Short task:
Quote every line below exactly and skip any picture.

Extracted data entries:
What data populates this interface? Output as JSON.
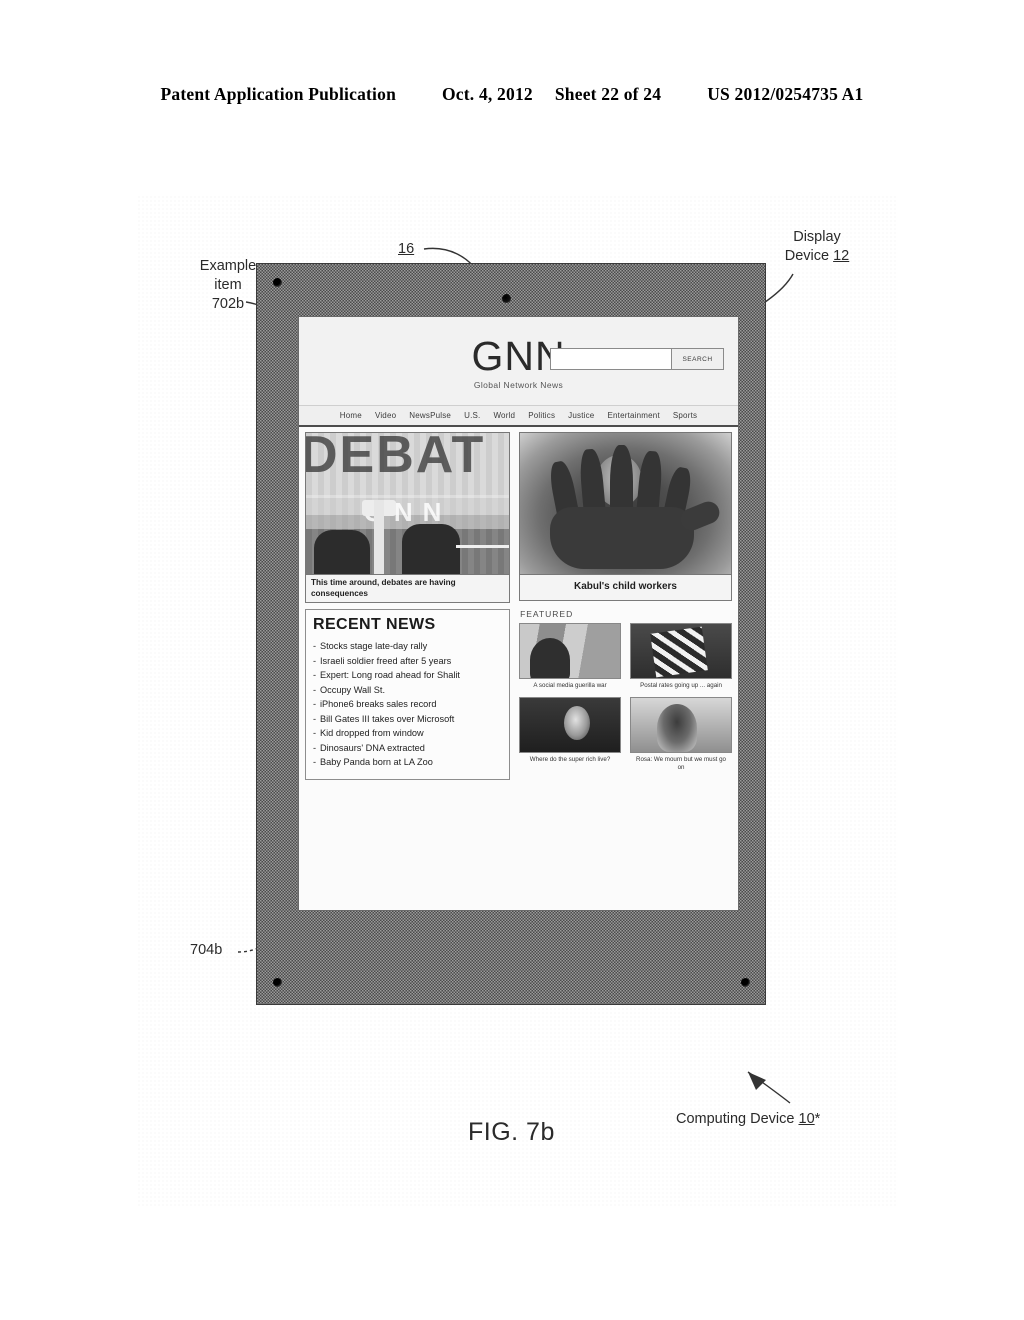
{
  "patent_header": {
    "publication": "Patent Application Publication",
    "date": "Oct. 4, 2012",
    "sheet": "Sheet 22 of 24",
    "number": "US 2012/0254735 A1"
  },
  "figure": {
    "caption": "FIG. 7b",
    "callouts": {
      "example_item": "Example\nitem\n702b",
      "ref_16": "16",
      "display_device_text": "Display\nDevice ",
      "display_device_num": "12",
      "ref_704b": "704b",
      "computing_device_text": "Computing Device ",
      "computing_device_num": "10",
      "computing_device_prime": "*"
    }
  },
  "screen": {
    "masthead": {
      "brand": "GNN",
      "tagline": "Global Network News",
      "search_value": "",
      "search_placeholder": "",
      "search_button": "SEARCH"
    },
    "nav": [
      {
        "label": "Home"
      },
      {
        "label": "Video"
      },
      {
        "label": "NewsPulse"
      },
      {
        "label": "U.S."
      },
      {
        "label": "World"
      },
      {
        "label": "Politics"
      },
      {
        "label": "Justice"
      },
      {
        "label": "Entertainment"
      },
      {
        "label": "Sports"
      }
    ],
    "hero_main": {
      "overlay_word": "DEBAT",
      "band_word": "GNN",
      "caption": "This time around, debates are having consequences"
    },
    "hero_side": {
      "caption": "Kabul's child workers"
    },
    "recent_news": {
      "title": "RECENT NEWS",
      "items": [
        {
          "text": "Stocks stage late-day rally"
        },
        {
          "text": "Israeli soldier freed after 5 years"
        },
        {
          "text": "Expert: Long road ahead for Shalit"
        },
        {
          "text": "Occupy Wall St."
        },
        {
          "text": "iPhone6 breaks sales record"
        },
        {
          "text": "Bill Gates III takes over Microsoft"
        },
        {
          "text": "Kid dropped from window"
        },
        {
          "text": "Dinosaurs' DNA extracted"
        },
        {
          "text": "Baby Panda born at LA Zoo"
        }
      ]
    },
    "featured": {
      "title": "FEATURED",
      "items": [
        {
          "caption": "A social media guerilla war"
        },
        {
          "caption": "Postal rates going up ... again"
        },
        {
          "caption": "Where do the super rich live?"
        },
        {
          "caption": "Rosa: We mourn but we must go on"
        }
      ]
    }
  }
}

Exercise response:
What data populates this interface? Output as JSON.
{
  "patent_header": {
    "publication": "Patent Application Publication",
    "date": "Oct. 4, 2012",
    "sheet": "Sheet 22 of 24",
    "number": "US 2012/0254735 A1"
  },
  "figure": {
    "caption": "FIG. 7b",
    "callouts": {
      "example_item": "Example\nitem\n702b",
      "ref_16": "16",
      "display_device_text": "Display\nDevice ",
      "display_device_num": "12",
      "ref_704b": "704b",
      "computing_device_text": "Computing Device ",
      "computing_device_num": "10",
      "computing_device_prime": "*"
    }
  },
  "screen": {
    "masthead": {
      "brand": "GNN",
      "tagline": "Global Network News",
      "search_value": "",
      "search_placeholder": "",
      "search_button": "SEARCH"
    },
    "nav": [
      {
        "label": "Home"
      },
      {
        "label": "Video"
      },
      {
        "label": "NewsPulse"
      },
      {
        "label": "U.S."
      },
      {
        "label": "World"
      },
      {
        "label": "Politics"
      },
      {
        "label": "Justice"
      },
      {
        "label": "Entertainment"
      },
      {
        "label": "Sports"
      }
    ],
    "hero_main": {
      "overlay_word": "DEBAT",
      "band_word": "GNN",
      "caption": "This time around, debates are having consequences"
    },
    "hero_side": {
      "caption": "Kabul's child workers"
    },
    "recent_news": {
      "title": "RECENT NEWS",
      "items": [
        {
          "text": "Stocks stage late-day rally"
        },
        {
          "text": "Israeli soldier freed after 5 years"
        },
        {
          "text": "Expert: Long road ahead for Shalit"
        },
        {
          "text": "Occupy Wall St."
        },
        {
          "text": "iPhone6 breaks sales record"
        },
        {
          "text": "Bill Gates III takes over Microsoft"
        },
        {
          "text": "Kid dropped from window"
        },
        {
          "text": "Dinosaurs' DNA extracted"
        },
        {
          "text": "Baby Panda born at LA Zoo"
        }
      ]
    },
    "featured": {
      "title": "FEATURED",
      "items": [
        {
          "caption": "A social media guerilla war"
        },
        {
          "caption": "Postal rates going up ... again"
        },
        {
          "caption": "Where do the super rich live?"
        },
        {
          "caption": "Rosa: We mourn but we must go on"
        }
      ]
    }
  }
}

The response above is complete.